[Task details]
Say how many lines contain the word "Japan" and give no other text.

[Material for this task]
—————

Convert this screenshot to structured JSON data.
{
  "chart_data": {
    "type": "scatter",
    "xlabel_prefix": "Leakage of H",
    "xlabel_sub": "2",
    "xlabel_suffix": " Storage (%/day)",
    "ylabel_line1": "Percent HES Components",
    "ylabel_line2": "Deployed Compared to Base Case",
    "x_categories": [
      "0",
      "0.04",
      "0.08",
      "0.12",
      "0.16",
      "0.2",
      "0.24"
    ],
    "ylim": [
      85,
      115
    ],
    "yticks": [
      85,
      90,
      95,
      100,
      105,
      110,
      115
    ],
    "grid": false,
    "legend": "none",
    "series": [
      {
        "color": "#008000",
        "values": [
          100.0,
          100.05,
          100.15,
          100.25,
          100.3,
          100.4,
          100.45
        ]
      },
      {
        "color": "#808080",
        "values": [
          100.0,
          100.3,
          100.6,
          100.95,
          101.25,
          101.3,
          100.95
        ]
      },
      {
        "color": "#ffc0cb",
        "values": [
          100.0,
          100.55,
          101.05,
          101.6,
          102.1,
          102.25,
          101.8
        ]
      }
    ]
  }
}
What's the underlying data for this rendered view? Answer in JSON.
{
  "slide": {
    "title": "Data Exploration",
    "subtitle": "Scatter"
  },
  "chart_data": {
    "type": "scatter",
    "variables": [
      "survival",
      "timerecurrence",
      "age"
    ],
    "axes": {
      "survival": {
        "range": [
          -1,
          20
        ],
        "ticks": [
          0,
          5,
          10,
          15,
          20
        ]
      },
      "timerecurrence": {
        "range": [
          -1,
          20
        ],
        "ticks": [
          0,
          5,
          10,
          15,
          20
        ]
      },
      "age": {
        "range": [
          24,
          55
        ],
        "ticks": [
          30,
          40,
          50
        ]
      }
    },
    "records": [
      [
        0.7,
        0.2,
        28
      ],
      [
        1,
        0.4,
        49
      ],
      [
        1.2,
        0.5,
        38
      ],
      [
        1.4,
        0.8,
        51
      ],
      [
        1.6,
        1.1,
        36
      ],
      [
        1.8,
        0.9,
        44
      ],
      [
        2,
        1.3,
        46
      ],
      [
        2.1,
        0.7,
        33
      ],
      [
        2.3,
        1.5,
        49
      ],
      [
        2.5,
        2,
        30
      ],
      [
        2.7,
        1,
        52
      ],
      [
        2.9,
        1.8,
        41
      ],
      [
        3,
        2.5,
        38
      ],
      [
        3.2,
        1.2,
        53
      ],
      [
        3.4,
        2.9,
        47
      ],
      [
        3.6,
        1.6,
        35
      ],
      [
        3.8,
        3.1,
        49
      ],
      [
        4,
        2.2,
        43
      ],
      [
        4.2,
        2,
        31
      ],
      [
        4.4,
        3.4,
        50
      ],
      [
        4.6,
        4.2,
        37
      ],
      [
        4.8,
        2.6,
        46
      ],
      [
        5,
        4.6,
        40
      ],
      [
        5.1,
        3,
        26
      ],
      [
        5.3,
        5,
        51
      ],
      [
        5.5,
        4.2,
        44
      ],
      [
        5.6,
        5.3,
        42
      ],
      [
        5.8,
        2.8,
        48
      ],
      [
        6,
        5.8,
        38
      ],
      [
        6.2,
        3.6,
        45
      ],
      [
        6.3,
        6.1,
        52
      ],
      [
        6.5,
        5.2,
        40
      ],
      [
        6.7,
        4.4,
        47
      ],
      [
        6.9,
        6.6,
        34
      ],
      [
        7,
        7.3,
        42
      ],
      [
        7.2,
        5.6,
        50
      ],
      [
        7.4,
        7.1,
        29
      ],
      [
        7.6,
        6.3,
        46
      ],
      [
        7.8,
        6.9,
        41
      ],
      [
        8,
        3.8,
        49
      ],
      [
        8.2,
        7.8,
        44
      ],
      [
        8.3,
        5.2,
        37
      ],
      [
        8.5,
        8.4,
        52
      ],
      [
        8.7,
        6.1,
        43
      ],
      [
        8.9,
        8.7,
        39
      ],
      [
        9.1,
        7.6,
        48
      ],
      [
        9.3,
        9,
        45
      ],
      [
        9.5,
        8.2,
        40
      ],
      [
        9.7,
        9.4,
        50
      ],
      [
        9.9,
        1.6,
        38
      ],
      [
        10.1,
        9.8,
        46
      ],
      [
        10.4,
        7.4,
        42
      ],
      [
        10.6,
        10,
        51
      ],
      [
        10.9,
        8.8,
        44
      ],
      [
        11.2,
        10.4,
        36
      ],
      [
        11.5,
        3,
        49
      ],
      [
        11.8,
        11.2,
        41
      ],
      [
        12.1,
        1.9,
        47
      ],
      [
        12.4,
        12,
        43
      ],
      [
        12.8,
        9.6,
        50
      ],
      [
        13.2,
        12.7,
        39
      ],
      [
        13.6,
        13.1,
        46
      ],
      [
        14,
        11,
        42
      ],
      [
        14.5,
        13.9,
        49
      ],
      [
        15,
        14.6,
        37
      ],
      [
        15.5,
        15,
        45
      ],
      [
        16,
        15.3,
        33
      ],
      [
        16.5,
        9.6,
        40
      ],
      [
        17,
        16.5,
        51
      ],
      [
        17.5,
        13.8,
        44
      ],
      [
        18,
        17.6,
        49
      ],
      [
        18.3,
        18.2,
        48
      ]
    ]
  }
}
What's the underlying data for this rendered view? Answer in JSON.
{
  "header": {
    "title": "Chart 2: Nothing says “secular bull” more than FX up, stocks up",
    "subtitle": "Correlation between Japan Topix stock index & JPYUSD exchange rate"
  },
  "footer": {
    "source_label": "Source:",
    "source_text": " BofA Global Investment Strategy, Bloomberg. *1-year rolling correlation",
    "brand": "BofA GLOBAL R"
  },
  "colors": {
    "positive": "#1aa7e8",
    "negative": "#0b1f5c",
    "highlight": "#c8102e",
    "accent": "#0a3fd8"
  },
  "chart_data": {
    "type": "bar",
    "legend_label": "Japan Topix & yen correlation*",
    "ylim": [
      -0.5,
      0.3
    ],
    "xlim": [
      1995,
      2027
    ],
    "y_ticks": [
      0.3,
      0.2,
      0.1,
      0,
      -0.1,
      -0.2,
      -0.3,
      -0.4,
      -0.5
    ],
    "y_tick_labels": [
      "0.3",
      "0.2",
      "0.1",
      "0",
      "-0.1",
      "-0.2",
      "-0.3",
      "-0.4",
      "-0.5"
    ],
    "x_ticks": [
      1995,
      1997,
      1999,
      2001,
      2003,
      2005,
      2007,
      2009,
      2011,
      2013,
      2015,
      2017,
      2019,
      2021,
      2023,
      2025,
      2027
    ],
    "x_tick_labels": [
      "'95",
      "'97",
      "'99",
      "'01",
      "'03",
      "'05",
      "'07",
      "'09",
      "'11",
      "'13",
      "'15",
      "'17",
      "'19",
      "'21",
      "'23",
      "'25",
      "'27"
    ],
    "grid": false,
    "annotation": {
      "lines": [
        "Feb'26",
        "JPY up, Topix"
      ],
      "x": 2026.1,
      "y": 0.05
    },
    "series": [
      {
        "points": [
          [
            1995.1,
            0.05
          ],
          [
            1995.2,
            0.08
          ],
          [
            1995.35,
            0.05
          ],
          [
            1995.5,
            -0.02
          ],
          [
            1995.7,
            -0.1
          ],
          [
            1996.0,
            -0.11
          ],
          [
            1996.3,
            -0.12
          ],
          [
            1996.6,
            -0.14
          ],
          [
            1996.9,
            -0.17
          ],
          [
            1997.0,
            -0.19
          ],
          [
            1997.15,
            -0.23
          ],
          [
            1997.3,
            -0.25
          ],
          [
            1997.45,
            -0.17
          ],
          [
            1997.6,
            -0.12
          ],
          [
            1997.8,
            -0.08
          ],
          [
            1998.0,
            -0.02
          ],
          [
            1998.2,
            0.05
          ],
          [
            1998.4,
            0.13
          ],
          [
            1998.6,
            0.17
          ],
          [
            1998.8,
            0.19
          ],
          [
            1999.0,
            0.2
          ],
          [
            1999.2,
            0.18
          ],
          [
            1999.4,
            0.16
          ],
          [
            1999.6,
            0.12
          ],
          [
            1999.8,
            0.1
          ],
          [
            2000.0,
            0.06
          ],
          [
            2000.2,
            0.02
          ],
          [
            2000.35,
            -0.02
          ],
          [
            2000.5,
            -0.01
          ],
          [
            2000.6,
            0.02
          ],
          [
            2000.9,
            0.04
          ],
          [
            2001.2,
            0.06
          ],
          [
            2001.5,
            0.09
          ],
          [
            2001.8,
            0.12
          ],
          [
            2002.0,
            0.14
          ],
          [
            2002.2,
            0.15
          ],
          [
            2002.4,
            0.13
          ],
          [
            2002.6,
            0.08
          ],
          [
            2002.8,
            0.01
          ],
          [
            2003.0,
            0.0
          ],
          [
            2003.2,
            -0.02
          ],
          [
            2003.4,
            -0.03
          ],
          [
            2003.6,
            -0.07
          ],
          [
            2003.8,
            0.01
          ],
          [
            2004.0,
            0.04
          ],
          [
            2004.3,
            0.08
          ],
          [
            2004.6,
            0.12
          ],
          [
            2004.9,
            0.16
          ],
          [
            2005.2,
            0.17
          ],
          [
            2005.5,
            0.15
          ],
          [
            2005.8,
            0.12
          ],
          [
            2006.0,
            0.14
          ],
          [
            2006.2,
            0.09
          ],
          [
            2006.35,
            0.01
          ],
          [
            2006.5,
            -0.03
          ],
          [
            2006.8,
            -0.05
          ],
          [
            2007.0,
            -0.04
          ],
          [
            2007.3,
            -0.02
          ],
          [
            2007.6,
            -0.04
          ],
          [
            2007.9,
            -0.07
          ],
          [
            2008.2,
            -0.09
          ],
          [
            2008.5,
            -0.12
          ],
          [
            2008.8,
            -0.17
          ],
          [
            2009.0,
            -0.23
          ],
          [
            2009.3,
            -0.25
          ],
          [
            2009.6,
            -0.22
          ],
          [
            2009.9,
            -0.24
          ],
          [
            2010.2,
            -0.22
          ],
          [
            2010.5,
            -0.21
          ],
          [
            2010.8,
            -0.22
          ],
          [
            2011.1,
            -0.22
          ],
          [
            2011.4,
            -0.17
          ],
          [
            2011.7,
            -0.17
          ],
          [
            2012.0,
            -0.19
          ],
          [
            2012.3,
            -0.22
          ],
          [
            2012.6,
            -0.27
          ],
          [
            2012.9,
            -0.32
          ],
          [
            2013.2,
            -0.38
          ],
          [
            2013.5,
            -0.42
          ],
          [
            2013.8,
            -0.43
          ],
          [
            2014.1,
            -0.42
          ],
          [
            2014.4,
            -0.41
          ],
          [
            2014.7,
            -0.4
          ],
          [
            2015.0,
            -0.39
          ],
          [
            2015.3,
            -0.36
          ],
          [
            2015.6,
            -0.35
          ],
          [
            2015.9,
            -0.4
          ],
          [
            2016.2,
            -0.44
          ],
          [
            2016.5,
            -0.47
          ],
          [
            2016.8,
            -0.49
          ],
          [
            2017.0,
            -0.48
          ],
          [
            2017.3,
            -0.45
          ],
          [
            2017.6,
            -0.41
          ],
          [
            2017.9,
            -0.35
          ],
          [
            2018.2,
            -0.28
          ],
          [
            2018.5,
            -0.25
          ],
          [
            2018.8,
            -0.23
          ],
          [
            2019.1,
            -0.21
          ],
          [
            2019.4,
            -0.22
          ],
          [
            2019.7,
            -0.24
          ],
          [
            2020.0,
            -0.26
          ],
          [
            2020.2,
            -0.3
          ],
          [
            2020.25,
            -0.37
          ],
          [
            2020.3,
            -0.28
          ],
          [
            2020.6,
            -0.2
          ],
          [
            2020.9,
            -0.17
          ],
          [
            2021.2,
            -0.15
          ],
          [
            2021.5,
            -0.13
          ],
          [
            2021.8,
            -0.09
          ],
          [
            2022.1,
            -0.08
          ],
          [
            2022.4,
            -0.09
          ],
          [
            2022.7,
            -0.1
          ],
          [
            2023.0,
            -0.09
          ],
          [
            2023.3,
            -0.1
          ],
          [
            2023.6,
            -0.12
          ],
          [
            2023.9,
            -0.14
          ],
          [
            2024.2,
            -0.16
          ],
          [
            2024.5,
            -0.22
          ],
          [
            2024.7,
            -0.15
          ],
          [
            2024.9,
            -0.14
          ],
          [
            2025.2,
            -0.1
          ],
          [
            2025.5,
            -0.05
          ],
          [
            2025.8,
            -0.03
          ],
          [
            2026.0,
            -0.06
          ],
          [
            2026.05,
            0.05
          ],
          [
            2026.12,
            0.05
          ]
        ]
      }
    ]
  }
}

—————

[The output]
2